**Work to be completed**
Pick every line from the data that holds the word "results".
--- Input ---
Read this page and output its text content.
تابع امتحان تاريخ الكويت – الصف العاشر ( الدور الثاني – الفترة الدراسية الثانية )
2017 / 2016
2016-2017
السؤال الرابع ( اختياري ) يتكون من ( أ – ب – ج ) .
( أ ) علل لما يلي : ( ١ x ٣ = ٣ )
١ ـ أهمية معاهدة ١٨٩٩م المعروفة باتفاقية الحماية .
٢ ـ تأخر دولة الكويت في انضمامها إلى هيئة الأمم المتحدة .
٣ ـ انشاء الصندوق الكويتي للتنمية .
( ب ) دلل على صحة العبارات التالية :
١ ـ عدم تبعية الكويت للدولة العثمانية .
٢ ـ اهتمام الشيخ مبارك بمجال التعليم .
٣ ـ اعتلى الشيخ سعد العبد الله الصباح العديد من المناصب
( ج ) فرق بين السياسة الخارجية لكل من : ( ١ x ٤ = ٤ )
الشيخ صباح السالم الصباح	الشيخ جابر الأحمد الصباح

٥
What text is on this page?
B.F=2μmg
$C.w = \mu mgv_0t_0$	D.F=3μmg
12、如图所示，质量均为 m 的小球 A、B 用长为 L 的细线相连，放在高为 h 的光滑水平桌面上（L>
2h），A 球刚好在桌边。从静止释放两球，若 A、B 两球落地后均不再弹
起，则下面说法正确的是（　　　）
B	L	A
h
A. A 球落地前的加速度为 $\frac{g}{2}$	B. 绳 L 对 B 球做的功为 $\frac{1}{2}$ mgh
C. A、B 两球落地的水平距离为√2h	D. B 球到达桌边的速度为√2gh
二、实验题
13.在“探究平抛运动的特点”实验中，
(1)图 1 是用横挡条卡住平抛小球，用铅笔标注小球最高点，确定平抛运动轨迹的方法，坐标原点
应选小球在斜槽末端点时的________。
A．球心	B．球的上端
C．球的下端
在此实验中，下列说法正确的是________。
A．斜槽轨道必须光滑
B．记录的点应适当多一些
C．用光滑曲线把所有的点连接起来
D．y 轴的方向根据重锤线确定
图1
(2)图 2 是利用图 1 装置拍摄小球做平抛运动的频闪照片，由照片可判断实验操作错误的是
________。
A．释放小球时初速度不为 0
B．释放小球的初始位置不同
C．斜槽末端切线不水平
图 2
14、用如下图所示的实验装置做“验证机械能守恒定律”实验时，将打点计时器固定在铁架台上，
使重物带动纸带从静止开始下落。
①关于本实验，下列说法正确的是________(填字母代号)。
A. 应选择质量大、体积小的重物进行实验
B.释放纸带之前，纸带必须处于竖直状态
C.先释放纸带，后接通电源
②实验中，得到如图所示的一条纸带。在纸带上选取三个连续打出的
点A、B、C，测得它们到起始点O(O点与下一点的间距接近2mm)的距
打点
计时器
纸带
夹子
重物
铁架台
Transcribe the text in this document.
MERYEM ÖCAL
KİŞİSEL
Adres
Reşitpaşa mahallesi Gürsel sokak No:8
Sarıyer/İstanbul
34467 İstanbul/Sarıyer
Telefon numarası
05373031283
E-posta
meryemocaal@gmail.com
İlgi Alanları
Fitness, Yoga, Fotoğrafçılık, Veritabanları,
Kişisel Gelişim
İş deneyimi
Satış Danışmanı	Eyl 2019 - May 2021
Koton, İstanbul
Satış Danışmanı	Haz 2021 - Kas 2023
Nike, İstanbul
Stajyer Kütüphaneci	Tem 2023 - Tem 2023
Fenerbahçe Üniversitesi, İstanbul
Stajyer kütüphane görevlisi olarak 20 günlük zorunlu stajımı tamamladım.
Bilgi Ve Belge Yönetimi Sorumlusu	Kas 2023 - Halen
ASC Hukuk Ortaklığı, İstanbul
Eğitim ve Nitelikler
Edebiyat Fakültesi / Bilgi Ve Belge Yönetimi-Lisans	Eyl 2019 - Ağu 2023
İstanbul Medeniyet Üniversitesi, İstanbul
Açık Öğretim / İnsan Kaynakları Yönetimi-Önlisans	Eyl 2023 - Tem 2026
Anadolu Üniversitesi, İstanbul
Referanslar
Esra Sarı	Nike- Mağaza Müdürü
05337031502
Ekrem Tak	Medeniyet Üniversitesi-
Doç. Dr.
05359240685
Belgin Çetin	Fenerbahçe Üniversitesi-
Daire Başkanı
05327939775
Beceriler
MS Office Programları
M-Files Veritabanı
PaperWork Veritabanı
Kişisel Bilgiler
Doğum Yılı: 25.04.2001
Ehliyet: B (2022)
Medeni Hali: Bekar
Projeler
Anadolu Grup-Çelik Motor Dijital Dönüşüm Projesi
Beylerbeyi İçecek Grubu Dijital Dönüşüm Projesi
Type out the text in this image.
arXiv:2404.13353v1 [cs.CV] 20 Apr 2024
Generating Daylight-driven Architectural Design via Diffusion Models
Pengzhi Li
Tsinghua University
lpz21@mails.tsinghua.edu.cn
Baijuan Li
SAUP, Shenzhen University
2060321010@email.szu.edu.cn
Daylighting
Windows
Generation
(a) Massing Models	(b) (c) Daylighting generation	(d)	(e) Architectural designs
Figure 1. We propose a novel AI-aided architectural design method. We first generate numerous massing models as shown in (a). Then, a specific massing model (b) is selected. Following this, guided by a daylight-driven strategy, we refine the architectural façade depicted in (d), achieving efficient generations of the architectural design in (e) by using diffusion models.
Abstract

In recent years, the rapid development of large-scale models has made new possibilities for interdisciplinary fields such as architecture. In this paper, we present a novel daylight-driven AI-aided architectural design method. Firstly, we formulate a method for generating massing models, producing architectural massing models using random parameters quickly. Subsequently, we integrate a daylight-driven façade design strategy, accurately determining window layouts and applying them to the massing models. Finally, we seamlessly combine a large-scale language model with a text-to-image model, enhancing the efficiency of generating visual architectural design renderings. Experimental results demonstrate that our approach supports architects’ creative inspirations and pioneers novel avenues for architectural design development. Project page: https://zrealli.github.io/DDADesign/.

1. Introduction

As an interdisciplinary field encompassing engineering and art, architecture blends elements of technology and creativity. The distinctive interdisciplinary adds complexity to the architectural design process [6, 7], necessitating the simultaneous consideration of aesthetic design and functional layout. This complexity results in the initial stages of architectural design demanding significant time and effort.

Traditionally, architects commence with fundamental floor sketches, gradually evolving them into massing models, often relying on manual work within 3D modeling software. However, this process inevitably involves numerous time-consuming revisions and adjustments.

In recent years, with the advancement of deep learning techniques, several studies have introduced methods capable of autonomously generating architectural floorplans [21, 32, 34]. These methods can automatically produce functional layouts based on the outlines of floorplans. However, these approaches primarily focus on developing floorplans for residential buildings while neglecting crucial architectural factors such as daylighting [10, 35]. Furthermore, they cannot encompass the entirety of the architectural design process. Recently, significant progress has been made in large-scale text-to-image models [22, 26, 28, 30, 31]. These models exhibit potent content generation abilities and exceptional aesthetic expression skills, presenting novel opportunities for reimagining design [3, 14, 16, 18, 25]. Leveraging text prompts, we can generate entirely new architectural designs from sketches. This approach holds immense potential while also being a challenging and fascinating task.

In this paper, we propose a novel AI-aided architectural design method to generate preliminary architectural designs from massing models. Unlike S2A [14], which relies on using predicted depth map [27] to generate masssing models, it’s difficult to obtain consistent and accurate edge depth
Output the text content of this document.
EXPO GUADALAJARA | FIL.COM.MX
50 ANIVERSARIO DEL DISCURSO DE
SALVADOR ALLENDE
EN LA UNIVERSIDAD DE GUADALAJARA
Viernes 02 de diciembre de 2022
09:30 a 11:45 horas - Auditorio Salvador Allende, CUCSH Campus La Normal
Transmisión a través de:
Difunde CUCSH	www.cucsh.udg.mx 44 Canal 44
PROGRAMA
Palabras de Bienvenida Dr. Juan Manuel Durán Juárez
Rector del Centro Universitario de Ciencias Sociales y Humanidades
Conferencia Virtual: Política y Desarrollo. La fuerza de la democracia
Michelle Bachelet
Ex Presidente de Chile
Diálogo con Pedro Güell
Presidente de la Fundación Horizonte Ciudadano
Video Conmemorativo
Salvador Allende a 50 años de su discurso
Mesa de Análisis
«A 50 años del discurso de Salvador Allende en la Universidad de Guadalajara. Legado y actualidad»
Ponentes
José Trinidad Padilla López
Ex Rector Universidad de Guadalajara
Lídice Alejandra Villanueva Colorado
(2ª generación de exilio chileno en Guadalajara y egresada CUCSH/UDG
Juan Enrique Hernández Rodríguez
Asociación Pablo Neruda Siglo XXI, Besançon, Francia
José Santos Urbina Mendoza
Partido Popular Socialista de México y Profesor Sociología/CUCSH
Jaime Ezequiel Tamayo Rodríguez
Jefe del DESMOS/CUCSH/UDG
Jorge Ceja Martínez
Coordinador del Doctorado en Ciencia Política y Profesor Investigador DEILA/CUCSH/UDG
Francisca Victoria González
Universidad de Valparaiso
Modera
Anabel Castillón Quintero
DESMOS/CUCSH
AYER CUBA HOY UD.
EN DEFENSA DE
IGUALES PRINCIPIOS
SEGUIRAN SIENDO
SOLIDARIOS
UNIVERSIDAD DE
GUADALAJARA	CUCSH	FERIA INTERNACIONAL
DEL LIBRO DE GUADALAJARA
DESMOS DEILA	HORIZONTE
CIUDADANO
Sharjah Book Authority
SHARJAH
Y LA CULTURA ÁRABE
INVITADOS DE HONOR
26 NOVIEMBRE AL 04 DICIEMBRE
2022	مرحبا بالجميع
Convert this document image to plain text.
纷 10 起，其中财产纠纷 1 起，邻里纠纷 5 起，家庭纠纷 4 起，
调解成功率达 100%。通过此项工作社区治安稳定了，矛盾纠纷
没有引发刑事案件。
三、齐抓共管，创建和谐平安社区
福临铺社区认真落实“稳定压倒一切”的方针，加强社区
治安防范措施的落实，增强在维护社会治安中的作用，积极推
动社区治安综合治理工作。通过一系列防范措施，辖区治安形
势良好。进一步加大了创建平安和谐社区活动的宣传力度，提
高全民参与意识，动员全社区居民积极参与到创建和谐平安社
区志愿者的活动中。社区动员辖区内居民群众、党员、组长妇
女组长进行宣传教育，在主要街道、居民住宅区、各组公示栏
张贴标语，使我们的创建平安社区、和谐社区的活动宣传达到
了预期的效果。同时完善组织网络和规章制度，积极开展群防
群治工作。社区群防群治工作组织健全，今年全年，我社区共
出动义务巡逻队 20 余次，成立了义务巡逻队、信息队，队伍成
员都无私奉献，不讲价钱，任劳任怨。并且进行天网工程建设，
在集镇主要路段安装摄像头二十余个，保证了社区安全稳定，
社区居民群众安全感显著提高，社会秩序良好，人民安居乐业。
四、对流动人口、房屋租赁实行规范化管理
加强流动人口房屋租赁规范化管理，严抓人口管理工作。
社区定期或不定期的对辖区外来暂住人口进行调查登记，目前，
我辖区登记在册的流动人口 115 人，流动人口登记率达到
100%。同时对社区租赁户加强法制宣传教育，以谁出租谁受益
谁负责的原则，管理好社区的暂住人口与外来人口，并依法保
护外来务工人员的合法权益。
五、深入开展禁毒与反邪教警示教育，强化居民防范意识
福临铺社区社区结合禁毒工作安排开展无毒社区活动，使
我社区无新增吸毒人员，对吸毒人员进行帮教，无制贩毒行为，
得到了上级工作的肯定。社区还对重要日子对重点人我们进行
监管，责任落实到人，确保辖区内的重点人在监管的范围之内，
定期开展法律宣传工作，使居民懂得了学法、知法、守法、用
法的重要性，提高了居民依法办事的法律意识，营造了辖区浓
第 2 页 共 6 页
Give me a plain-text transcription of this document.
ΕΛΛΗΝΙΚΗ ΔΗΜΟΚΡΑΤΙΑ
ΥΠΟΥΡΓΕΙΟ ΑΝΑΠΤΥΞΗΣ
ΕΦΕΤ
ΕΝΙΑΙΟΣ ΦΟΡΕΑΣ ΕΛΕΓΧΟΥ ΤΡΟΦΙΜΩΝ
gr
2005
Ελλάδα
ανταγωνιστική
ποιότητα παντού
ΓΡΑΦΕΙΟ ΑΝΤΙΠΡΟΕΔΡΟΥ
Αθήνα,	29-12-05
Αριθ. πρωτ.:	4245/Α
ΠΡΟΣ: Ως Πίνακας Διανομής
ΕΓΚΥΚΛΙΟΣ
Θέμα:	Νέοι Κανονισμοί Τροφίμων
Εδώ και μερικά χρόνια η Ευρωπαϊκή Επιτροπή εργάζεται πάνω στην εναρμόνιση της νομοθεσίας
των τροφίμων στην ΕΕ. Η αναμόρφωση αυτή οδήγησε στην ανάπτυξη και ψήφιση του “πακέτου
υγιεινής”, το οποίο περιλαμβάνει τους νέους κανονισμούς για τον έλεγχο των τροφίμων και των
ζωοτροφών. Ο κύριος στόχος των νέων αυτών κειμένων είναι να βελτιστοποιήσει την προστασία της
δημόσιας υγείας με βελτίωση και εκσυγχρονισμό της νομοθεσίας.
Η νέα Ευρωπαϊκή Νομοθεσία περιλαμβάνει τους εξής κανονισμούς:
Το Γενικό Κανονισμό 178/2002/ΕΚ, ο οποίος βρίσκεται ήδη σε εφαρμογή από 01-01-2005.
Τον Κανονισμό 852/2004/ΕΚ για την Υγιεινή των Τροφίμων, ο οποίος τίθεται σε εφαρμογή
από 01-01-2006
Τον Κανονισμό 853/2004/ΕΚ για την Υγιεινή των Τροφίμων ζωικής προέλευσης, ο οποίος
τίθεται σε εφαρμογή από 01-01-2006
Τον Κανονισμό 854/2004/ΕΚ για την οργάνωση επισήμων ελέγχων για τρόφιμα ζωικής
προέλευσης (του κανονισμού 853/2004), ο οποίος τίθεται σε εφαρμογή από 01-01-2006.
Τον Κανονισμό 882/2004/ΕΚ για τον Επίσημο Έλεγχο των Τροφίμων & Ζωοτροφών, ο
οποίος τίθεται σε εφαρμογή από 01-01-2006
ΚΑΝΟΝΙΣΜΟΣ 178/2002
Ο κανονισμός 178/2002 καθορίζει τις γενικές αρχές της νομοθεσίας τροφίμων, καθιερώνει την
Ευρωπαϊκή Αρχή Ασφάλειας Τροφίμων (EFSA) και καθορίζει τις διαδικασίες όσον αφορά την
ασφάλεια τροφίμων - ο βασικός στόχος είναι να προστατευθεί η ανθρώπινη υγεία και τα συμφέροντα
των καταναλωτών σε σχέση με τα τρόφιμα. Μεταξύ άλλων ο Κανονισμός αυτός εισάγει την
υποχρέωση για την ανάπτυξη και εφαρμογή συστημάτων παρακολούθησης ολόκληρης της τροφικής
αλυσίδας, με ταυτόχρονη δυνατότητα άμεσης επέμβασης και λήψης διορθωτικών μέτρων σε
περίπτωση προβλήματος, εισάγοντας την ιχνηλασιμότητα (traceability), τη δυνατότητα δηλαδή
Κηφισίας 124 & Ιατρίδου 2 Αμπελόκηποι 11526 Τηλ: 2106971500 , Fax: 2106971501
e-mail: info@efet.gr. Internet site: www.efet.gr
---
**The answer**
In recent years, the rapid development of large-scale models has made new possibilities for interdisciplinary fields such as architecture. In this paper, we present a novel daylight-driven AI-aided architectural design method. Firstly, we formulate a method for generating massing models, producing architectural massing models using random parameters quickly. Subsequently, we integrate a daylight-driven façade design strategy, accurately determining window layouts and applying them to the massing models. Finally, we seamlessly combine a large-scale language model with a text-to-image model, enhancing the efficiency of generating visual architectural design renderings. Experimental results demonstrate that our approach supports architects’ creative inspirations and pioneers novel avenues for architectural design development. Project page: https://zrealli.github.io/DDADesign/.
As an interdisciplinary field encompassing engineering and art, architecture blends elements of technology and creativity. The distinctive interdisciplinary adds complexity to the architectural design process [6, 7], necessitating the simultaneous consideration of aesthetic design and functional layout. This complexity results in the initial stages of architectural design demanding significant time and effort.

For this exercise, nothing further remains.